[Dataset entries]
==================================================

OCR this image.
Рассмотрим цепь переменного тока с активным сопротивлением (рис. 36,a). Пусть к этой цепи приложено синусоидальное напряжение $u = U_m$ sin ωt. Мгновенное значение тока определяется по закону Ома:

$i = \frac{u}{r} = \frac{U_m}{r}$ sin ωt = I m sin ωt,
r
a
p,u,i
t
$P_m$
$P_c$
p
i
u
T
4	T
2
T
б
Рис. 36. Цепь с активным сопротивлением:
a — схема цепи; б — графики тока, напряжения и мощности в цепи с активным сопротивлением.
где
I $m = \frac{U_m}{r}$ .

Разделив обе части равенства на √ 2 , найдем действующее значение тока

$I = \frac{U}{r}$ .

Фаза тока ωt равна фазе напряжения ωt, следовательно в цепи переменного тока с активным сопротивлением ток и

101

==================================================

## Exercise objective
Give back the whole listing exactly as it reads.

## Written response
OCR this image.
Рассмотрим цепь переменного тока с активным сопротивлением (рис. 36,a). Пусть к этой цепи приложено синусоидальное напряжение $u = U_m$ sin ωt. Мгновенное значение тока определяется по закону Ома:

$i = \frac{u}{r} = \frac{U_m}{r}$ sin ωt = I m sin ωt,
r
a
p,u,i
t
$P_m$
$P_c$
p
i
u
T
4	T
2
T
б
Рис. 36. Цепь с активным сопротивлением:
a — схема цепи; б — графики тока, напряжения и мощности в цепи с активным сопротивлением.
где
I $m = \frac{U_m}{r}$ .

Разделив обе части равенства на √ 2 , найдем действующее значение тока

$I = \frac{U}{r}$ .

Фаза тока ωt равна фазе напряжения ωt, следовательно в цепи переменного тока с активным сопротивлением ток и

101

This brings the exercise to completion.